-- start of Provided entries --
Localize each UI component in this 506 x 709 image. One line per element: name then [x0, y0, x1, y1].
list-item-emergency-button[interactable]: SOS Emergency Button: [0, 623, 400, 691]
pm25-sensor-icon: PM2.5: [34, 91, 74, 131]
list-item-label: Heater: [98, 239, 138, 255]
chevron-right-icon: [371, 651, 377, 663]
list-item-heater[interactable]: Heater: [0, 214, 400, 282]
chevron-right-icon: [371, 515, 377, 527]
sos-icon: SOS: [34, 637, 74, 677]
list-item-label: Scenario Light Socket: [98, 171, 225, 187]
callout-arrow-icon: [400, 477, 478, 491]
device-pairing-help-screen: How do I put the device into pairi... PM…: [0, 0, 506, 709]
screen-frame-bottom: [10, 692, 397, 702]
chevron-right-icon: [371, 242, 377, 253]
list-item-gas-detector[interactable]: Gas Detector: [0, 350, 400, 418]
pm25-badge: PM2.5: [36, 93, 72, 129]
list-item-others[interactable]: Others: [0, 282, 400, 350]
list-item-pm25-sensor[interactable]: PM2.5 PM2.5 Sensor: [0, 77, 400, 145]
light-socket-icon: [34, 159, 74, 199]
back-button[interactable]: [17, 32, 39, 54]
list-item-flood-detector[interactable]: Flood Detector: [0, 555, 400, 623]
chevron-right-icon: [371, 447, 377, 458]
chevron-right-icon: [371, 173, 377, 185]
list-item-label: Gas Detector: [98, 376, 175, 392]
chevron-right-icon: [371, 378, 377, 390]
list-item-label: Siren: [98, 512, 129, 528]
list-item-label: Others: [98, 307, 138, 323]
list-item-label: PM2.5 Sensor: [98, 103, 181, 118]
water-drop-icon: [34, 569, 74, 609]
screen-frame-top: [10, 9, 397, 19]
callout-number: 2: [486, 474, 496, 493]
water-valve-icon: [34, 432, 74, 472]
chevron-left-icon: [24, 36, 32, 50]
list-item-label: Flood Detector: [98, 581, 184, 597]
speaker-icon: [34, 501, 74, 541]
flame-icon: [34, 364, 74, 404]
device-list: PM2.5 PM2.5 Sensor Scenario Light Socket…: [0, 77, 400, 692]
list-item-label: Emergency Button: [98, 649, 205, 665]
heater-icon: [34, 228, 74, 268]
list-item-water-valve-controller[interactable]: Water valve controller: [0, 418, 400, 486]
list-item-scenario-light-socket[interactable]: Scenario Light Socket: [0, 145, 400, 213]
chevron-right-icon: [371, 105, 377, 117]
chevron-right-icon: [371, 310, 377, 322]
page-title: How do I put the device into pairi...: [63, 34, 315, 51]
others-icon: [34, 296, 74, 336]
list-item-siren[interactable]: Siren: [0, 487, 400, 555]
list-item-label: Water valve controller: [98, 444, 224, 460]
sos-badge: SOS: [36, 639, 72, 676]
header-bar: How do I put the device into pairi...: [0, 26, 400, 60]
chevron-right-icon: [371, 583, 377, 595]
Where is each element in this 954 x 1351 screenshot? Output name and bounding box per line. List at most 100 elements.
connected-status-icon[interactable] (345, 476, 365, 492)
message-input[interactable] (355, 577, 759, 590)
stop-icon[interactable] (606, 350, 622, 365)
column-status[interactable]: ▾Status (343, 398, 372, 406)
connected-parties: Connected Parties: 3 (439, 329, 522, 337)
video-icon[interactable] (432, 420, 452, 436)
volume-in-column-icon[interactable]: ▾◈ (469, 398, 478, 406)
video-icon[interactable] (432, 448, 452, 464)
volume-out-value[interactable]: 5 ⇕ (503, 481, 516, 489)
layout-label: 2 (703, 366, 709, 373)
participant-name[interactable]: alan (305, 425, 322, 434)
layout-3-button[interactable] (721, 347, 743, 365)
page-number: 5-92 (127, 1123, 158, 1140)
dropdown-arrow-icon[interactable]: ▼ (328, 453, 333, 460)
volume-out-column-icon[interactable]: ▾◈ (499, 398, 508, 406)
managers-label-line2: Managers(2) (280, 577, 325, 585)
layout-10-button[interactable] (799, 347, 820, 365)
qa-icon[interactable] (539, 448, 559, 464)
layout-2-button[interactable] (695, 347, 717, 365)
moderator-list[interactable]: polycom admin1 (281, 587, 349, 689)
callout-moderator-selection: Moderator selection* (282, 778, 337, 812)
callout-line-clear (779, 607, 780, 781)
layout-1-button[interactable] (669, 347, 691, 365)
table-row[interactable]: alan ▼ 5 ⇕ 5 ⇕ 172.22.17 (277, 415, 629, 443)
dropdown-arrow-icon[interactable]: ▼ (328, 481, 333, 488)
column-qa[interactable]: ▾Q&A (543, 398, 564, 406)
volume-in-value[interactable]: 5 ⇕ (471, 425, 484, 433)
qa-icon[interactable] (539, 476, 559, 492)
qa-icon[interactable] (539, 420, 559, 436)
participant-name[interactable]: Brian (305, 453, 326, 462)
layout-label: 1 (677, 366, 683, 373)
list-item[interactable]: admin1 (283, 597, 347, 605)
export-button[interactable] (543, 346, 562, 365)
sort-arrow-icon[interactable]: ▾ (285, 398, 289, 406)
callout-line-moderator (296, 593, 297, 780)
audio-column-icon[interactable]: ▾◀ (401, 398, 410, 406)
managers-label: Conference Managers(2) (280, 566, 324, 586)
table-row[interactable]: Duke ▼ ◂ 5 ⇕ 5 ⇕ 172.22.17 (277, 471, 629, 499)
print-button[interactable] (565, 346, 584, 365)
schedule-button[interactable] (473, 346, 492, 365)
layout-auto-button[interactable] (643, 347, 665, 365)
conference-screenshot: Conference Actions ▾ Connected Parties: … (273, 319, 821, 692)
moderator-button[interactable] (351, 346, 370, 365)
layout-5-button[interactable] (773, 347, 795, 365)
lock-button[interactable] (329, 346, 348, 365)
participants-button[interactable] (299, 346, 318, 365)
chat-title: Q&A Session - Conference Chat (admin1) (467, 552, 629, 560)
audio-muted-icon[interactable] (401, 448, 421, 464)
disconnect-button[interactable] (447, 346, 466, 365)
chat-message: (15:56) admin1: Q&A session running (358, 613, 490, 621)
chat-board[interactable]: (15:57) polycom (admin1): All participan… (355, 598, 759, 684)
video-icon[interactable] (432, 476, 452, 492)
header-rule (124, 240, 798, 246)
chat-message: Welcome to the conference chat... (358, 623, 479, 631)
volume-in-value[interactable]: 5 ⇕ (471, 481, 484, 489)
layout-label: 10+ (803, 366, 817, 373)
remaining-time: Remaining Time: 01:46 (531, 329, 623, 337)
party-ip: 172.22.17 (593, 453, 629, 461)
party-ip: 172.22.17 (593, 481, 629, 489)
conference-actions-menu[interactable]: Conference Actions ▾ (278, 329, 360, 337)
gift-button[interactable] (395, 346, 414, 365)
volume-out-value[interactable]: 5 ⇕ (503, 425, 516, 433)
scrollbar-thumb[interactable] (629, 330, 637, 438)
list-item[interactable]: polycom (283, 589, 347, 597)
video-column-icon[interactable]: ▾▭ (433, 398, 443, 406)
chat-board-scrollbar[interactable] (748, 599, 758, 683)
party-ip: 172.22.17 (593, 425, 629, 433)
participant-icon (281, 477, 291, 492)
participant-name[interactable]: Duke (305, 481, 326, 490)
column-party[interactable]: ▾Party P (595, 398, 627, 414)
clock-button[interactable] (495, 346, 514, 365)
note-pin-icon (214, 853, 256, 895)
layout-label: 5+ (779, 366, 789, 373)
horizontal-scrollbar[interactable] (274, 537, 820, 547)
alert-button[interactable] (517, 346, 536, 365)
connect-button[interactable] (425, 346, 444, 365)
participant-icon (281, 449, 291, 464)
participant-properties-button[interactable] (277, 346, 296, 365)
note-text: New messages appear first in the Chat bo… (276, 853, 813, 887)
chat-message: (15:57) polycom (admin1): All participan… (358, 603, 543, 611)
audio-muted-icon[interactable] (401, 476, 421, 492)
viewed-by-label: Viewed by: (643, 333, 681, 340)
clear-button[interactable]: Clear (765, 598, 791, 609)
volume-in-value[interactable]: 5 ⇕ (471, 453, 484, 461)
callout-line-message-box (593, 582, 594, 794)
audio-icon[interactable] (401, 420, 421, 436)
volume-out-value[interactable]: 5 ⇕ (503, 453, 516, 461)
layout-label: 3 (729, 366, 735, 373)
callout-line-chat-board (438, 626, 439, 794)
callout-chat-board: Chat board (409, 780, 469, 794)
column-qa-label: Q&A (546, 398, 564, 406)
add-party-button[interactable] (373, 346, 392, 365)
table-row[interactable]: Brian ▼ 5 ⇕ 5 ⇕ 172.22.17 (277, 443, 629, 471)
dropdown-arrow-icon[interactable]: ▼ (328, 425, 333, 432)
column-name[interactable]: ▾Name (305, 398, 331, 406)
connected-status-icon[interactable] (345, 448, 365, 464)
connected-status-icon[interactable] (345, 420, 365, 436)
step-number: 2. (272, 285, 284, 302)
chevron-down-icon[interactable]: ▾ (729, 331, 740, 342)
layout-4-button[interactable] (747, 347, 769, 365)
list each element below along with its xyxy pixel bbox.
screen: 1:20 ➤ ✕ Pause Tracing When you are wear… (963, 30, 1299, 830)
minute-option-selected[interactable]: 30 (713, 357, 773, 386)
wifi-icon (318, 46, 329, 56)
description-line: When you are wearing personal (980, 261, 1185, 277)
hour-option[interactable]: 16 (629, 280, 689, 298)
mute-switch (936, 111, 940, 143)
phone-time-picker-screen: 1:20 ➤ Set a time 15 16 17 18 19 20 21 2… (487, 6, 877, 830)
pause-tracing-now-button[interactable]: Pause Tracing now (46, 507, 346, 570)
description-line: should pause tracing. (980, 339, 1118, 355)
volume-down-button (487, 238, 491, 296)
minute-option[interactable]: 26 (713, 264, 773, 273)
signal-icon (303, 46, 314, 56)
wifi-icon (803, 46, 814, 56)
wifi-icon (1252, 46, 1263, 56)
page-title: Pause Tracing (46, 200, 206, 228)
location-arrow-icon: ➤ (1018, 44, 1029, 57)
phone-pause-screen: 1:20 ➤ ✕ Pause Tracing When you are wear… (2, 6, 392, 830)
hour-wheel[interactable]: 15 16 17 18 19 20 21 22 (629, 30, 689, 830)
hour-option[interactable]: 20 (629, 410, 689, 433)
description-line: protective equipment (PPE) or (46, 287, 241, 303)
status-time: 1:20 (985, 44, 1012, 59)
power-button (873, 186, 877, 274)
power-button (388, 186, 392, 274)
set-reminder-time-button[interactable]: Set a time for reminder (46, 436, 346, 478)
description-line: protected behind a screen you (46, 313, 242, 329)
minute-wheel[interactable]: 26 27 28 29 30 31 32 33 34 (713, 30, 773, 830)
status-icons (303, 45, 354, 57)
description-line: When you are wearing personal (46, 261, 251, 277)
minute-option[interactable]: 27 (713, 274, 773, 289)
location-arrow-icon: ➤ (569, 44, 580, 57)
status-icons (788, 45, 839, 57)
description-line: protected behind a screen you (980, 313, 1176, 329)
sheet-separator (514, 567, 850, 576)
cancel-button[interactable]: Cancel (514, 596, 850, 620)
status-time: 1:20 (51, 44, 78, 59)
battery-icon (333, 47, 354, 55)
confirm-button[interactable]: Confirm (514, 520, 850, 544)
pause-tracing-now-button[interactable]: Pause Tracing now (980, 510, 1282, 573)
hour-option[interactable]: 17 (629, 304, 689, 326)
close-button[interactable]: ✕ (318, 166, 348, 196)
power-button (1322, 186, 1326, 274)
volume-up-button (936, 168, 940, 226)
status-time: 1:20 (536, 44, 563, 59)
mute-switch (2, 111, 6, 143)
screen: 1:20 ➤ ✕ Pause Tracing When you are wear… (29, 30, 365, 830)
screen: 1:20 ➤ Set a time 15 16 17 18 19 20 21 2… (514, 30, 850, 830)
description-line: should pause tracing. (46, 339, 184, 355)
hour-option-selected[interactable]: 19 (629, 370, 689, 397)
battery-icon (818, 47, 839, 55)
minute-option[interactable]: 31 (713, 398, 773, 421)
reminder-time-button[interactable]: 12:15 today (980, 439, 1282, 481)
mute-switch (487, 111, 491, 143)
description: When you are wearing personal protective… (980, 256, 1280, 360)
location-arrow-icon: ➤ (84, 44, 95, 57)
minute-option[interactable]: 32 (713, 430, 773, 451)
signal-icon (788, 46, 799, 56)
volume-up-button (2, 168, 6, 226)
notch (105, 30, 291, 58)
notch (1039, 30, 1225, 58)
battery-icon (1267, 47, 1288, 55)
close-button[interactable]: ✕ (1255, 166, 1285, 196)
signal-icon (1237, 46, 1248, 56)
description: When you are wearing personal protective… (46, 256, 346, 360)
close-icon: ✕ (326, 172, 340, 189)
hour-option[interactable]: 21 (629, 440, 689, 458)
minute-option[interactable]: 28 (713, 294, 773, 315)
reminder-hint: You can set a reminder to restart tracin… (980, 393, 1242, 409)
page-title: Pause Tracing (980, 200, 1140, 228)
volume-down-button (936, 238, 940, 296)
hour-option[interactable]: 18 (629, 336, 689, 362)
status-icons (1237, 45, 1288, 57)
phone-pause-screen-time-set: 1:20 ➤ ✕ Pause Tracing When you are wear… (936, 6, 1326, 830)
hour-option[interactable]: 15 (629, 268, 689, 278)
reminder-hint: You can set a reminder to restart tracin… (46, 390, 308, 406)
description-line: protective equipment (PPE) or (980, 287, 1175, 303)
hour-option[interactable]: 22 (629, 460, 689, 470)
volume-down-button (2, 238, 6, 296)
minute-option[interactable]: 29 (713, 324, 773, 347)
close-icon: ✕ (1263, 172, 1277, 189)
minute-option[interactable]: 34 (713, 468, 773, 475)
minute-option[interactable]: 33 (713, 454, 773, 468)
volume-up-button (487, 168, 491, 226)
-- end of Provided entries --
**What the exercise asks**
Retype the listing above word for word, from its first line through the line containing "chevron-right-icon: [371, 242, 377, 253]", including both of those lines.

**The answer**
Localize each UI component in this 506 x 709 image. One line per element: name then [x0, y0, x1, y1].
list-item-emergency-button[interactable]: SOS Emergency Button: [0, 623, 400, 691]
pm25-sensor-icon: PM2.5: [34, 91, 74, 131]
list-item-label: Heater: [98, 239, 138, 255]
chevron-right-icon: [371, 651, 377, 663]
list-item-heater[interactable]: Heater: [0, 214, 400, 282]
chevron-right-icon: [371, 515, 377, 527]
sos-icon: SOS: [34, 637, 74, 677]
list-item-label: Scenario Light Socket: [98, 171, 225, 187]
callout-arrow-icon: [400, 477, 478, 491]
device-pairing-help-screen: How do I put the device into pairi... PM…: [0, 0, 506, 709]
screen-frame-bottom: [10, 692, 397, 702]
chevron-right-icon: [371, 242, 377, 253]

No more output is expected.